Given request 1:
In the records, begin at the line that contains "18, 191, 72]" and stop after the line that contains "82, 194, 136]". Reproduce every line in that span word for word, including both of those lines.

39. A receiver communications device as claimed in claim 38, wherein said means are adapted to configure the second reception configuration on a downlink shared channel from said radio access network.

40. A receiver communications device as claimed in claim 39, wherein the second reception configuration comprises at least a source address, a destination address, and one or more logical channel identifiers.

41 . A receiver communications device as claimed in claim 38, wherein said means are adapted to configure the second reception configuration on a multicast transport channel from said radio access network.

42. A receiver communications device as claimed in claim 41 , wherein the second reception configuration comprises at least a source address, a destination address, and one or more logical channel identifiers.

43. A receiver communications device as claimed in claim 41 or 42, wherein the second reception configuration further comprises a Temporary Mobile Group Identity.

44. A receiver communications device as claimed in one of claims 38 to 43, wherein said means are adapted to associate said one or more packets with the communication session, based on communication session identifying information contained in the one or more packets.

45. A receiver communications device as claimed in one of claims 38 to 44, wherein said means are adapted to use sequence number information associated with received packets to reorder a plurality of packets received by means of the second reception configuration and packets received by means of the first reception configuration into a predetermined sequence.

46. A receiver communications device as claimed in one of claims 38 to 45, wherein said means are adapted to use sequence number information associated with received packets to determine whether two packets received by means of the first reception configuration and the second reception configuration are duplicates.

47. A receiver communications device as claimed in any of claims 38 to 46, wherein said means are adapted to receive mapping information, and configure the association of the received packets with the communication session, based on said received mapping information.

48. A receiver communications device as claimed in claim 47, wherein the mapping information comprises information defining a mapping between source and/or destination addresses of the first reception configuration and source and/or destination addresses of the second reception configuration.

49. A receiver communications device as claimed in claim 47 or 48, wherein the mapping information comprises information defining a mapping between logical channel identifiers of the first reception configuration and logical channel identifiers of the second reception configuration.

50. A receiver communications device as claimed in claim 49, wherein the logical channel identifiers of the first reception configuration comprise a groupcast or multicast address, and the logical channel identifiers of the second reception configuration comprise an MBMS Temporary Mobile Group Identity.

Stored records
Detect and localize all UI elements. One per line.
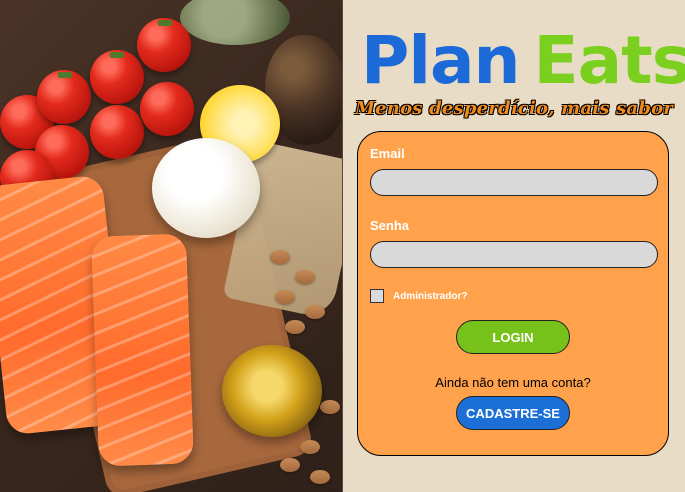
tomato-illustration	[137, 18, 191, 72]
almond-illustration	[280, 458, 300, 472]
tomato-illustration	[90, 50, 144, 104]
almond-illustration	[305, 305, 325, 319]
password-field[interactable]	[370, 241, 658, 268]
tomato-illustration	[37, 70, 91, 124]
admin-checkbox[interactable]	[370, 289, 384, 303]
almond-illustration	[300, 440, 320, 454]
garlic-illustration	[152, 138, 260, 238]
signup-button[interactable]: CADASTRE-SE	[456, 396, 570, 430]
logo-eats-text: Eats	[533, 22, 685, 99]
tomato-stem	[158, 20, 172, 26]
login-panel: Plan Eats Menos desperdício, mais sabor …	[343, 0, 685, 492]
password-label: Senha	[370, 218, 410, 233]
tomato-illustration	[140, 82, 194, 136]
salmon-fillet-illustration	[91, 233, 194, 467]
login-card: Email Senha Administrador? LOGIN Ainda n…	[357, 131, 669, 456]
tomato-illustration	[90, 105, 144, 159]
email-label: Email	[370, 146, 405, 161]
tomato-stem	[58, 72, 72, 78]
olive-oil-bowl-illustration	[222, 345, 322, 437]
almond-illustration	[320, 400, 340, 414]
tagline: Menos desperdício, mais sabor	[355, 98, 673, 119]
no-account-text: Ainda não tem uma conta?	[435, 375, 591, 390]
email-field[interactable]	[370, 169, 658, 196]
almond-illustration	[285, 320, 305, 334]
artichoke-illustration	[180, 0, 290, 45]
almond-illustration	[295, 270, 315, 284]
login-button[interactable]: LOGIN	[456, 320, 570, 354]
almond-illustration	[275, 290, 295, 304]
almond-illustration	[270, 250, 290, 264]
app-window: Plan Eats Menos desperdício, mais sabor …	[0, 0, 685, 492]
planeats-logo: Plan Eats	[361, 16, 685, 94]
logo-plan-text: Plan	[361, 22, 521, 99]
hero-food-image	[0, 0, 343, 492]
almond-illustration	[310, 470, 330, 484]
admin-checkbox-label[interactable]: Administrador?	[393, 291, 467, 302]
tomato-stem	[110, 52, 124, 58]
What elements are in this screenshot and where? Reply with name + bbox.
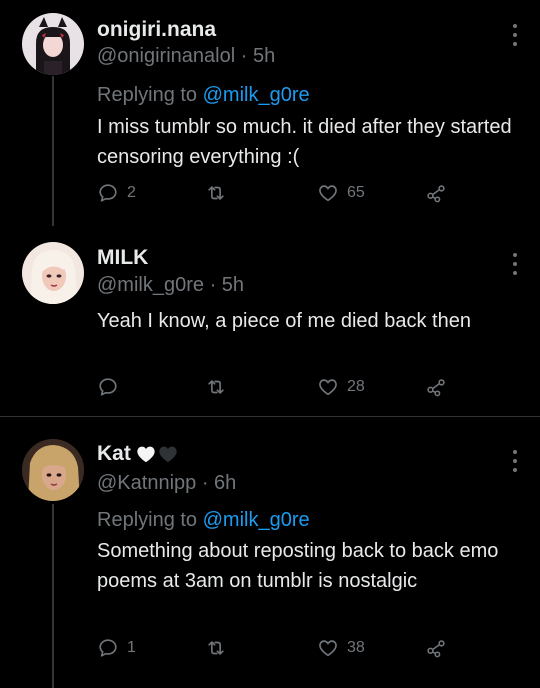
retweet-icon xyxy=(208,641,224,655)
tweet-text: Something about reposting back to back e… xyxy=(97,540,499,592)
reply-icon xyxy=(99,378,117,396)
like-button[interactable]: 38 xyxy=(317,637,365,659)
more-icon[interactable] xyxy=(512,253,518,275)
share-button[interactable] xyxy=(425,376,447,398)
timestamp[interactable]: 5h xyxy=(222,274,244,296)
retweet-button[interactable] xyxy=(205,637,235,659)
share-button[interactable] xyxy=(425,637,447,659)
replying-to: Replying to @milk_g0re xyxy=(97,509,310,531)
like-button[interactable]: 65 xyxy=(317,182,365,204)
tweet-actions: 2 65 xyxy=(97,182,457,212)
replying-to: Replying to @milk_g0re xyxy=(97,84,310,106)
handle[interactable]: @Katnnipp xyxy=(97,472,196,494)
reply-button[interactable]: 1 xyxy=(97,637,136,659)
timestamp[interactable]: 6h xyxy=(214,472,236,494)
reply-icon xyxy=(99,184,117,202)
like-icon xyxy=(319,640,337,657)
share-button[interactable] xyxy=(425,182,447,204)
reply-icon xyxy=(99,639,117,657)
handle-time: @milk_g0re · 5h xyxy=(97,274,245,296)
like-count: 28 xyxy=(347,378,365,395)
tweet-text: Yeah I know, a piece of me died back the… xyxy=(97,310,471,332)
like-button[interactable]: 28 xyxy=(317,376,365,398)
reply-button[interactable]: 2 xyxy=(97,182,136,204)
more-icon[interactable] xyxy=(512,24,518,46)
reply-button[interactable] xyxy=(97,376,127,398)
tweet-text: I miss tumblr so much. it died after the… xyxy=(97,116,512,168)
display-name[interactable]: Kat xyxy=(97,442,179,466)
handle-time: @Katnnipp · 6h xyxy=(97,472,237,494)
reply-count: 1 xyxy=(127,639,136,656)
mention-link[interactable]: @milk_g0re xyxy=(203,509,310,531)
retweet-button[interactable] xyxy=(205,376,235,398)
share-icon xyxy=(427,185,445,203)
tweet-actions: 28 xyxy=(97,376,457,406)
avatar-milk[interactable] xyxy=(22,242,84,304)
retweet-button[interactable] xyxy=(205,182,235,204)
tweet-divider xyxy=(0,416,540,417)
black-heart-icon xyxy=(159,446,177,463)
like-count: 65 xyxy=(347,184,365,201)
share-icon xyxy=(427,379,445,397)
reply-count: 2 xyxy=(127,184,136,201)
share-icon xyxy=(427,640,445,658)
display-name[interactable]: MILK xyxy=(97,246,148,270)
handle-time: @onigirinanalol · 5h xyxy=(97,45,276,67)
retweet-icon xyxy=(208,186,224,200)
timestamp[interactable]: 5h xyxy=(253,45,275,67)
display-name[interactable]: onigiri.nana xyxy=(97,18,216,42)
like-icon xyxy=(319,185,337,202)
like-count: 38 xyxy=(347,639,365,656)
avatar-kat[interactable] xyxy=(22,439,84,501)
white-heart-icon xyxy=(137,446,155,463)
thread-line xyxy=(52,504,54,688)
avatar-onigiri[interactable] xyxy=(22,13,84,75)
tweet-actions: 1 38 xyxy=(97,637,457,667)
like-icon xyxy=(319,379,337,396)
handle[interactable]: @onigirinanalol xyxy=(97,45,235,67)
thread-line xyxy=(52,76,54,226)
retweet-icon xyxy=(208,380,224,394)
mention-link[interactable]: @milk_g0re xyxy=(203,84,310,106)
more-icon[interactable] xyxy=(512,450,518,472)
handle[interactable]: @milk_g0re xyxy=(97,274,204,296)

Given request 2:
Pick up the patent claims on the receiver communications device where they stop and extend them further.

Final answer 1:
tomato-illustration	[137, 18, 191, 72]
almond-illustration	[280, 458, 300, 472]
tomato-illustration	[90, 50, 144, 104]
almond-illustration	[305, 305, 325, 319]
password-field[interactable]	[370, 241, 658, 268]
tomato-illustration	[37, 70, 91, 124]
admin-checkbox[interactable]	[370, 289, 384, 303]
almond-illustration	[300, 440, 320, 454]
garlic-illustration	[152, 138, 260, 238]
signup-button[interactable]: CADASTRE-SE	[456, 396, 570, 430]
logo-eats-text: Eats	[533, 22, 685, 99]
tomato-stem	[158, 20, 172, 26]
login-panel: Plan Eats Menos desperdício, mais sabor …	[343, 0, 685, 492]
password-label: Senha	[370, 218, 410, 233]
tomato-illustration	[140, 82, 194, 136]

Final answer 2:
51 . A receiver communications device as claimed in one of claims 47 to 50, wherein the mapping information comprises information defining a mapping between sequence numbers of the first reception configuration and sequence numbers of the second reception configuration.

52. A receiver communications device as claimed in any of claims 38 to 51 , wherein said means are adapted to configure the second reception configuration by receiving parameters defining the second reception configuration in a Radio Resource Control (RRC) message.

53. A receiver communications device as claimed in claim 52, wherein said means are adapted to configure the second reception configuration by receiving said parameters defining the second reception configuration in an RRC Reconfiguration message.

54. A radio access network, comprising means adapted to:

identify a communication session involving a transmitter communication device and a receiver communication device, wherein the receiver communication device has one reception configuration for receiving packets associated with the communication session from the transmitter communication device by one route; and

establish an alternative reception configuration in the receiver communication device whereby the receiver communications device can receive packets associated with the communication session from the transmitter communication device by an alternative route.

55. A radio access network as claimed in claim 54, wherein the one reception configuration in the receiver communication device comprises a first reception configuration for receiving packets direct from the transmitter communications device; and wherein the alternative reception configuration in the receiver communication device comprises a second reception configuration for receiving packets from the transmitter communication device via the radio access network.

56. A radio access network as claimed in claim 55, wherein said means are adapted to establish the second reception configuration in response to determining that one of the transmitter communications device and the receiver communications device has moved into a coverage area of the radio access network.

57. A radio access network as claimed in claim 55, wherein said means are adapted to establish the second reception configuration in response to detecting that the receiver communications device is receiving packets direct from the transmitter communications device.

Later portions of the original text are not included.